Stated exercise |
Reproduce each line bearing the word "series".

Data listing |
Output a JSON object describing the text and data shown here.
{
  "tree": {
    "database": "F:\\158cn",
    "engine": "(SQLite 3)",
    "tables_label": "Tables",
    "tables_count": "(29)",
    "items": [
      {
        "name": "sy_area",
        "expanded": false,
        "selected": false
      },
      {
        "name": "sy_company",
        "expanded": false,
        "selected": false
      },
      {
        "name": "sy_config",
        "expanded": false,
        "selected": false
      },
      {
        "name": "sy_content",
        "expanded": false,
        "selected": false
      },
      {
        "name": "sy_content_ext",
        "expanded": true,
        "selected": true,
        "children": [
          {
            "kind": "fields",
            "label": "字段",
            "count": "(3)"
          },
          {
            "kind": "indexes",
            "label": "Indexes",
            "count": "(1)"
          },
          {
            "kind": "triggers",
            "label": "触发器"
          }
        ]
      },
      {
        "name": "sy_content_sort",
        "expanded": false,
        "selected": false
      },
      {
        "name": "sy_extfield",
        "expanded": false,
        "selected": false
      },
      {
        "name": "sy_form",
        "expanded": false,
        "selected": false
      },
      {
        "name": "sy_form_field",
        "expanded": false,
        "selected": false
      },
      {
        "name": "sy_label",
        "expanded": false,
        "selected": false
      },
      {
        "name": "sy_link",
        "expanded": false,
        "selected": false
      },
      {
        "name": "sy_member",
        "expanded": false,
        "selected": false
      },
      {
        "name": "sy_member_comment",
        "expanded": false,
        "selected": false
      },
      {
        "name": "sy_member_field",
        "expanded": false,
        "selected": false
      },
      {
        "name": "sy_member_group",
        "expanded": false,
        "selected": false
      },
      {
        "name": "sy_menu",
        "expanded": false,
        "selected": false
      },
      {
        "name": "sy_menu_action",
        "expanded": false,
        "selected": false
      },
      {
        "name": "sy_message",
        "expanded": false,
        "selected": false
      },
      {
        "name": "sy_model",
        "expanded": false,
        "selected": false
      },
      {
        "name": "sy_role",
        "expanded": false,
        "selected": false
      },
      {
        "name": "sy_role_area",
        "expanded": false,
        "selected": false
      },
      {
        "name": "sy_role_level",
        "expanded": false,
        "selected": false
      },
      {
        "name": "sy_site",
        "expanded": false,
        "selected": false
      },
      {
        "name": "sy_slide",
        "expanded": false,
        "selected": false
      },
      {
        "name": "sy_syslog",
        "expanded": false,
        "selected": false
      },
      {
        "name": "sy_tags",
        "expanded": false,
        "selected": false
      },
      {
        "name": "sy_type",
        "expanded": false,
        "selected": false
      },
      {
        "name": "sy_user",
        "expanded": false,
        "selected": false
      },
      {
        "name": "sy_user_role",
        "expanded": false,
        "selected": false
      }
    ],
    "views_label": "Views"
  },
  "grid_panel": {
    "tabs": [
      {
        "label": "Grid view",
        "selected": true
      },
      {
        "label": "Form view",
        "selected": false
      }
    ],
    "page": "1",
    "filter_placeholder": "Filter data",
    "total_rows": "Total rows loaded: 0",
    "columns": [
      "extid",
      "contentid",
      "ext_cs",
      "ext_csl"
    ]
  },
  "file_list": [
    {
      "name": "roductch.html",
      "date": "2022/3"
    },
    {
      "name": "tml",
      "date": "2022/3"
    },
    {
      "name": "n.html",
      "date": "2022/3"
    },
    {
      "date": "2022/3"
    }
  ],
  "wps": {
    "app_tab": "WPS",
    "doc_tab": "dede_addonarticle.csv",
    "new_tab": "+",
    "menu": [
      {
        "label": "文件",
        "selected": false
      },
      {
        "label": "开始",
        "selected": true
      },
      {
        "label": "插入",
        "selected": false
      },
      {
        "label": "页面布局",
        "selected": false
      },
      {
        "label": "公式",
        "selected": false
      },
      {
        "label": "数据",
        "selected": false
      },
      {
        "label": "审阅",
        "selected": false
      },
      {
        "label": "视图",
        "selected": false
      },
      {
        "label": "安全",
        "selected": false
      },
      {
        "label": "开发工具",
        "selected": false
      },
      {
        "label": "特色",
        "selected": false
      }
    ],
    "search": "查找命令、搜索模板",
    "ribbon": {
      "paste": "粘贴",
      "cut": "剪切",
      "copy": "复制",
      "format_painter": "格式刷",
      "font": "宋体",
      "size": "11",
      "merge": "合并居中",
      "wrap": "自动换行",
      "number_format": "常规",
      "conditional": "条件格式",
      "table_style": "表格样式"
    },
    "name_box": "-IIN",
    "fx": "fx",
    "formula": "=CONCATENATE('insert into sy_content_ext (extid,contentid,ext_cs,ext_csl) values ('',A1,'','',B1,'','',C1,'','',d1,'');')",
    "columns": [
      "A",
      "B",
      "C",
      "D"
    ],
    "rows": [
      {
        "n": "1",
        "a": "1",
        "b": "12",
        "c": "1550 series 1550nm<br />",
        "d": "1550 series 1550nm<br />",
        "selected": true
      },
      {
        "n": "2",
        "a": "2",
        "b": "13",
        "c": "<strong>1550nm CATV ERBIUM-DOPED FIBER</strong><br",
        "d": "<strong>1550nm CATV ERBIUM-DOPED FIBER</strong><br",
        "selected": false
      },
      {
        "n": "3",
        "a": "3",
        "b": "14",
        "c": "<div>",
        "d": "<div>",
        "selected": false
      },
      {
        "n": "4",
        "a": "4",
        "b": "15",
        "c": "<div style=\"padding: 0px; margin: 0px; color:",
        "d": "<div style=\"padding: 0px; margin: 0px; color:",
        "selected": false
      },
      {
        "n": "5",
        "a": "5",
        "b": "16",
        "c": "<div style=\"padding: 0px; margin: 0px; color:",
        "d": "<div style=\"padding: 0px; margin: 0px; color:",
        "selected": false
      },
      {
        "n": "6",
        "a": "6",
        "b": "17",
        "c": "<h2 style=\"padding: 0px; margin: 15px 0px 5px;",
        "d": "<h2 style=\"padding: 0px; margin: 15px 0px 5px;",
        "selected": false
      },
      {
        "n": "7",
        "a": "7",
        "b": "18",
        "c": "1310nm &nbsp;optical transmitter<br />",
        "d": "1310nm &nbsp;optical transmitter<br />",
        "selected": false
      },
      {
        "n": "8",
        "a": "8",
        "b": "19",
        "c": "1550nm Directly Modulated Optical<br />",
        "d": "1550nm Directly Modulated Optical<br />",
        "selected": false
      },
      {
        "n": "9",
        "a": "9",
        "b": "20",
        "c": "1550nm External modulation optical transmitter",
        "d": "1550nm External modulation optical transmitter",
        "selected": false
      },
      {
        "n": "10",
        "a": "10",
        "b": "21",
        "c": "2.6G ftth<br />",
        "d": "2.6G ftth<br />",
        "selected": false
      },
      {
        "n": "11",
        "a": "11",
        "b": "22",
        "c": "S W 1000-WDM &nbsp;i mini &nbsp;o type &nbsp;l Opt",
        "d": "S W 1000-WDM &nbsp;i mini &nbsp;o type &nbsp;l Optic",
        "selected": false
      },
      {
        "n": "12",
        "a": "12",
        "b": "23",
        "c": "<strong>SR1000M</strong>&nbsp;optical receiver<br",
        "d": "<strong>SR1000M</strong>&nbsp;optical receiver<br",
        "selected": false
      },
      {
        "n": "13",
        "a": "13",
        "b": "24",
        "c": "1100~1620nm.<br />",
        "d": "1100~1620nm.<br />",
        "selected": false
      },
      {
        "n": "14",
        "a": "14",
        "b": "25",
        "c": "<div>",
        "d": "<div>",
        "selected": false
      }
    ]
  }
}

The output |
        "c": "1550 series 1550nm<br />",
        "d": "1550 series 1550nm<br />",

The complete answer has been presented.